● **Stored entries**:

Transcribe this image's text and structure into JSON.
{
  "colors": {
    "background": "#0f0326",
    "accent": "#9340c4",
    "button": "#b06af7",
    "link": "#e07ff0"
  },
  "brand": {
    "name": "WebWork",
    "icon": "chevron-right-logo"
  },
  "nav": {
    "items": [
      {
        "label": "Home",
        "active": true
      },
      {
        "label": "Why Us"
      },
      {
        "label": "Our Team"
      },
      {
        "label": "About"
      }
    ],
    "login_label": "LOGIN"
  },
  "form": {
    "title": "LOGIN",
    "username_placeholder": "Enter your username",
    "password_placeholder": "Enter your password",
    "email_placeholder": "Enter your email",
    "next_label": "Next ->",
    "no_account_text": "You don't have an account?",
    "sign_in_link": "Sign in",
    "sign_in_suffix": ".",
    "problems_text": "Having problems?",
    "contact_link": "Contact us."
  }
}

● **Exercise details**: Look through the entries above; copy every line holding the string "Enter".

● **Answer to the task**:
    "username_placeholder": "Enter your username",
    "password_placeholder": "Enter your password",
    "email_placeholder": "Enter your email",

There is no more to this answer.